CNN’s Dr. Sanjay Gupta has changed his mind about the effects of medical marijuana with respect to one’s health. Over the past four years he’s gone from a non-believer to an endorser of weed as he has seen some of its positive effects.


NORMAL, the acronym for the non-profit organization for the legalization of pot, has been pushing the benefits of weed for decades and sees lots of value in this hugely popular recreational drug.


And even though MarijuanaPolicyProject.org reports that our last two presidents— Clinton and George W— along with President Obama, Associate Supreme Court Justice Clarence Thomas, Mayor Michael Bloomberg, Sarah Palin and all sorts of radio, television, music and movie stars have taken a hit (or any number of them) of the stuff, it is still considered an illegal drug by the feds. Which is hugely stupid when you really think about it. But hey, there are lots of things the feds do that fall fit under stupid.


That said, given the potential health benefits of pot, the fact that it’s now legal in 20 states, the popularity of marijuana across all age groups, genders and races in America and the potential of the federal government legalizing it seems as though everyone wants a piece of the profits from this plant. Particularly, investment scammers.


This year, there’s been such a rush from some unscrupulous publicly held companies touting sky high profit opportunities  that the Financial Industry Regulatory Authority (FINRA) had to issue one of their Investor Alerts.

■ EXTRACTED MATERIAL ■

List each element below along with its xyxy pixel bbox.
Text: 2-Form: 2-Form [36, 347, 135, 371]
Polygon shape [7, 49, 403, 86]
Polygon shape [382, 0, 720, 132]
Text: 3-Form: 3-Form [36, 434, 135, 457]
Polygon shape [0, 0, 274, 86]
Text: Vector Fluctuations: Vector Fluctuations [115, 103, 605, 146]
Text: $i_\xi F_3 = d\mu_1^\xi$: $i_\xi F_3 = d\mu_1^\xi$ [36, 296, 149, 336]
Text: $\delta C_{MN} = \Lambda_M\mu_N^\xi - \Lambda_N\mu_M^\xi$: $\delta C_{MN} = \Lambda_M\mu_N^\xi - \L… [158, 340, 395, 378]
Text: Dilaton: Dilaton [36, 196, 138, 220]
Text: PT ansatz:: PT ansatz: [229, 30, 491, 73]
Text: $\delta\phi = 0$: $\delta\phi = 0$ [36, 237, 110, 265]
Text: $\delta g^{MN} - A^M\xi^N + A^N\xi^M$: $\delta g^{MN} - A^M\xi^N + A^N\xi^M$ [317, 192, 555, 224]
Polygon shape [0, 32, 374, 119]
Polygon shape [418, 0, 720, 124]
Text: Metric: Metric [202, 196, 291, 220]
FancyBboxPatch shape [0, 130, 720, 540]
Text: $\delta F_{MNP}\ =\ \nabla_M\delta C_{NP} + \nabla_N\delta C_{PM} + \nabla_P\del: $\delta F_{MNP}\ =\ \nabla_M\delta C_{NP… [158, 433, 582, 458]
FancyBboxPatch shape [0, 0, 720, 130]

■ ACTIVITY A ■
According to the marijuana passage, which people named individually are reported by MarijuanaPolicyProject.org to have tried marijuana? List all of them.
■ ACTIVITY B ■
Pick up the passage on marijuana and investment scams right after its last sentence and carry it forward.
The rows were taken from a separate source.

■ RESPONSE AREA A ■
Clinton
George W
President Obama
Clarence Thomas
Michael Bloomberg
Sarah Palin

■ RESPONSE AREA B ■
From their Marijuana Stock Scams Alert warning potential investors about “pump-and-dump” schemes comes this: ” One company, for example, promoted its move into the medical cannabis space by issuing more than 30 press releases during the first half of 2013. These releases publicized rosy financial prospects and the growth potential of the medical marijuana market. The company was also touted on the Internet through the use of sponsored links, investment profiles and spam email, including one promotional piece claiming the stock “could double its price SOON” and another asserting the stock was “poised to light up the charts!” Yet the company’s balance sheet showed only losses, and the company stated elsewhere that it was only beginning to formulate a business plan…”


While there are all sorts of highs one can experience from pot, one huge downer is losing money to a slick stock scam that even Cheech and Chong wouldn’t buy into.


FINRA suggests these tips for avoiding pot stock scams:  Ask: “Why me?”; consider the source; do your research; know where the stock trades; read a company’s SEC filings, if available; be wary of frequent changes to a company’s name or business focus; and to check out the person selling the stock or investment.